*Work instructions*
Tell how many lines carry the word "safe"; the reply is the number and nothing else.

-=-=-

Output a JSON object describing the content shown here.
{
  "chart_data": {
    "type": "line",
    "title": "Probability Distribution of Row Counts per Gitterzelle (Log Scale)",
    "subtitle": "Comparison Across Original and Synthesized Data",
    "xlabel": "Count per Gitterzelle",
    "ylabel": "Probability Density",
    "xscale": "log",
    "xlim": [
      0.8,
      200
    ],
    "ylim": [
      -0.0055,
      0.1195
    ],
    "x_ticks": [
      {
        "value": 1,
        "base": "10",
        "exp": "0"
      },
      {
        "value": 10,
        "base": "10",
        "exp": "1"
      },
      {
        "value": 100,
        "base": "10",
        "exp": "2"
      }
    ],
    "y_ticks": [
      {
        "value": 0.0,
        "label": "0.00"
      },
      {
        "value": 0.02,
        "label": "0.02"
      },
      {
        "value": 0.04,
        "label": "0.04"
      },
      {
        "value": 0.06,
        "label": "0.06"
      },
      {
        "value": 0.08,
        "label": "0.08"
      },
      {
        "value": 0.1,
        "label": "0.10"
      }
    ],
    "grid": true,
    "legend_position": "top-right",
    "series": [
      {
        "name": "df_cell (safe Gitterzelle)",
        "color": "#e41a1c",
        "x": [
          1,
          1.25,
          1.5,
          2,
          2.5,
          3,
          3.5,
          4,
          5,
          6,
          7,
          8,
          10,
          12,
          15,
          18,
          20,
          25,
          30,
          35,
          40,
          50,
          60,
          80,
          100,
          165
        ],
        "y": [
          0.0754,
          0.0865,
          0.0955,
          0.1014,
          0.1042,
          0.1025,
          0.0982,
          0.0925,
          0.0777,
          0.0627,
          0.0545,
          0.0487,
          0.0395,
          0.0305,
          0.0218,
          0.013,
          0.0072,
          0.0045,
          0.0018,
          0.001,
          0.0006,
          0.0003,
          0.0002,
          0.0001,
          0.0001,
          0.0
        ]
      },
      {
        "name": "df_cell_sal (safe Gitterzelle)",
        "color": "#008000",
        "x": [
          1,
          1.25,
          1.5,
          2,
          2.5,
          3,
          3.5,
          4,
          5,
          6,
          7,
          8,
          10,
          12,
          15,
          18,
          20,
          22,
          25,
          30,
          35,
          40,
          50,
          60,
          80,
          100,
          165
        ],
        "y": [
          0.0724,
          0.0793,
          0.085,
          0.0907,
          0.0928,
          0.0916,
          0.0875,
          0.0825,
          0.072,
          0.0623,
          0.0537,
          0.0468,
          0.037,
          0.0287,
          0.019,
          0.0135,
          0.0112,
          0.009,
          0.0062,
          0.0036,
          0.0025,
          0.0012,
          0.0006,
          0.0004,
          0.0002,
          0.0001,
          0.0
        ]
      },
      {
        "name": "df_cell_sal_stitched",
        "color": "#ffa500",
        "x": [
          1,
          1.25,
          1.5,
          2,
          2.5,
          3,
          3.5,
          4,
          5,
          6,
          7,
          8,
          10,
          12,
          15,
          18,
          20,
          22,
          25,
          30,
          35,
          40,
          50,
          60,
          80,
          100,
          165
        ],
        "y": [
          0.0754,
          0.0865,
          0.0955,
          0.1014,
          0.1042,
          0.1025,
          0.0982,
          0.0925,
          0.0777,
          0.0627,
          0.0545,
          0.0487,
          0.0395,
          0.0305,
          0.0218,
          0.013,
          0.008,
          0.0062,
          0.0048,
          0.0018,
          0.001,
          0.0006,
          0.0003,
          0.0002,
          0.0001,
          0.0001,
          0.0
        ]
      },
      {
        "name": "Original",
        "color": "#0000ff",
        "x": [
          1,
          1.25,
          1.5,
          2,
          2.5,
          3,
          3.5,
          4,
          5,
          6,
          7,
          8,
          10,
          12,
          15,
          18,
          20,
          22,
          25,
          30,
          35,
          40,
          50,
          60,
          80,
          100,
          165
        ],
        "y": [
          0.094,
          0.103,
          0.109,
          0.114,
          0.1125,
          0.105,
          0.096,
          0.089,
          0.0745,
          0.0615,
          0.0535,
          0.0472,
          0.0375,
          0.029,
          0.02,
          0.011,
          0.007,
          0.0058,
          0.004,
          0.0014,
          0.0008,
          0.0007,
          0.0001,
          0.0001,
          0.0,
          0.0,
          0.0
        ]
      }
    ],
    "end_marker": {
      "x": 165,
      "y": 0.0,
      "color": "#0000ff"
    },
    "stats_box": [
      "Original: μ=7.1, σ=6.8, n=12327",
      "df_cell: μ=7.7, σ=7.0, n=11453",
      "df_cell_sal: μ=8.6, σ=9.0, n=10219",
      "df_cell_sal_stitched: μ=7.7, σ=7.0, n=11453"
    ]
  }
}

-=-=-

*Full answer*
2